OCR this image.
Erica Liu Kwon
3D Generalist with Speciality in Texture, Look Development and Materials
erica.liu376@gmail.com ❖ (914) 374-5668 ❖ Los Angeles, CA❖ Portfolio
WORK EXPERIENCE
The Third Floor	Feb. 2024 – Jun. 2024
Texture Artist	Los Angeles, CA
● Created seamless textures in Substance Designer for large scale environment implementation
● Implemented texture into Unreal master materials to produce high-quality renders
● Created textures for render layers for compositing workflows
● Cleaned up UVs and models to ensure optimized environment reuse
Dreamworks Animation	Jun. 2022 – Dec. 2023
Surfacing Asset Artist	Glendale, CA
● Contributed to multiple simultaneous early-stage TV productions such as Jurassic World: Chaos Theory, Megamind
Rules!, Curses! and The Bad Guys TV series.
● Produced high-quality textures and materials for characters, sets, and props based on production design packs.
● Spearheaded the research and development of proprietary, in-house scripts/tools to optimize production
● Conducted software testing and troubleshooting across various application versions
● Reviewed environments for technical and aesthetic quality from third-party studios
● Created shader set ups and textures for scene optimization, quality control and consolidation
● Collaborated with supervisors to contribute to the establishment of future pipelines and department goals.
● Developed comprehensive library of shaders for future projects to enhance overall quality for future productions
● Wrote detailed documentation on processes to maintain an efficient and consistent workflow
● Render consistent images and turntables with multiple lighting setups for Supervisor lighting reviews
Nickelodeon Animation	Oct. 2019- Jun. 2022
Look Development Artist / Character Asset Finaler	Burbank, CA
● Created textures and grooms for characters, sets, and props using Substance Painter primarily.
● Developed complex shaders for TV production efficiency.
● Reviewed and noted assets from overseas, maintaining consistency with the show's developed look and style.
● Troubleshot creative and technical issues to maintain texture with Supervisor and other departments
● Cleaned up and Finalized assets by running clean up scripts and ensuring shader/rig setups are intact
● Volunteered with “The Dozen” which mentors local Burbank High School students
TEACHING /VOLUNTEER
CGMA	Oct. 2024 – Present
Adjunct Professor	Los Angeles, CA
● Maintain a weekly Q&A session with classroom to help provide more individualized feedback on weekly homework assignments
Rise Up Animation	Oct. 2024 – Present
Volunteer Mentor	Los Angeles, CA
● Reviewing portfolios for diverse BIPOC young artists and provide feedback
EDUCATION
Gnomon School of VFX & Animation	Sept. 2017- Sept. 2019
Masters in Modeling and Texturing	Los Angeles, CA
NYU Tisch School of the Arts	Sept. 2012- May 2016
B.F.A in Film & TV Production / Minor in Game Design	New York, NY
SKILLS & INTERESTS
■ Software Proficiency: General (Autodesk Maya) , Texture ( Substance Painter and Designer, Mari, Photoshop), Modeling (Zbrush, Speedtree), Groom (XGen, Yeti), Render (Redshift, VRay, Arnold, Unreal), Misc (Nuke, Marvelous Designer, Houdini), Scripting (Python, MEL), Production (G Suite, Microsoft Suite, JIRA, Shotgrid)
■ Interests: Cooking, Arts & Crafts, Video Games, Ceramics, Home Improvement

━━━━━━━━━━━━━━━━━━━━━━━━━━━━━━

REQUEST: The full set of records should be duplicated exactly.

REPLY:
OCR this image.
Erica Liu Kwon
3D Generalist with Speciality in Texture, Look Development and Materials
erica.liu376@gmail.com ❖ (914) 374-5668 ❖ Los Angeles, CA❖ Portfolio
WORK EXPERIENCE
The Third Floor	Feb. 2024 – Jun. 2024
Texture Artist	Los Angeles, CA
● Created seamless textures in Substance Designer for large scale environment implementation
● Implemented texture into Unreal master materials to produce high-quality renders
● Created textures for render layers for compositing workflows
● Cleaned up UVs and models to ensure optimized environment reuse
Dreamworks Animation	Jun. 2022 – Dec. 2023
Surfacing Asset Artist	Glendale, CA
● Contributed to multiple simultaneous early-stage TV productions such as Jurassic World: Chaos Theory, Megamind
Rules!, Curses! and The Bad Guys TV series.
● Produced high-quality textures and materials for characters, sets, and props based on production design packs.
● Spearheaded the research and development of proprietary, in-house scripts/tools to optimize production
● Conducted software testing and troubleshooting across various application versions
● Reviewed environments for technical and aesthetic quality from third-party studios
● Created shader set ups and textures for scene optimization, quality control and consolidation
● Collaborated with supervisors to contribute to the establishment of future pipelines and department goals.
● Developed comprehensive library of shaders for future projects to enhance overall quality for future productions
● Wrote detailed documentation on processes to maintain an efficient and consistent workflow
● Render consistent images and turntables with multiple lighting setups for Supervisor lighting reviews
Nickelodeon Animation	Oct. 2019- Jun. 2022
Look Development Artist / Character Asset Finaler	Burbank, CA
● Created textures and grooms for characters, sets, and props using Substance Painter primarily.
● Developed complex shaders for TV production efficiency.
● Reviewed and noted assets from overseas, maintaining consistency with the show's developed look and style.
● Troubleshot creative and technical issues to maintain texture with Supervisor and other departments
● Cleaned up and Finalized assets by running clean up scripts and ensuring shader/rig setups are intact
● Volunteered with “The Dozen” which mentors local Burbank High School students
TEACHING /VOLUNTEER
CGMA	Oct. 2024 – Present
Adjunct Professor	Los Angeles, CA
● Maintain a weekly Q&A session with classroom to help provide more individualized feedback on weekly homework assignments
Rise Up Animation	Oct. 2024 – Present
Volunteer Mentor	Los Angeles, CA
● Reviewing portfolios for diverse BIPOC young artists and provide feedback
EDUCATION
Gnomon School of VFX & Animation	Sept. 2017- Sept. 2019
Masters in Modeling and Texturing	Los Angeles, CA
NYU Tisch School of the Arts	Sept. 2012- May 2016
B.F.A in Film & TV Production / Minor in Game Design	New York, NY
SKILLS & INTERESTS
■ Software Proficiency: General (Autodesk Maya) , Texture ( Substance Painter and Designer, Mari, Photoshop), Modeling (Zbrush, Speedtree), Groom (XGen, Yeti), Render (Redshift, VRay, Arnold, Unreal), Misc (Nuke, Marvelous Designer, Houdini), Scripting (Python, MEL), Production (G Suite, Microsoft Suite, JIRA, Shotgrid)
■ Interests: Cooking, Arts & Crafts, Video Games, Ceramics, Home Improvement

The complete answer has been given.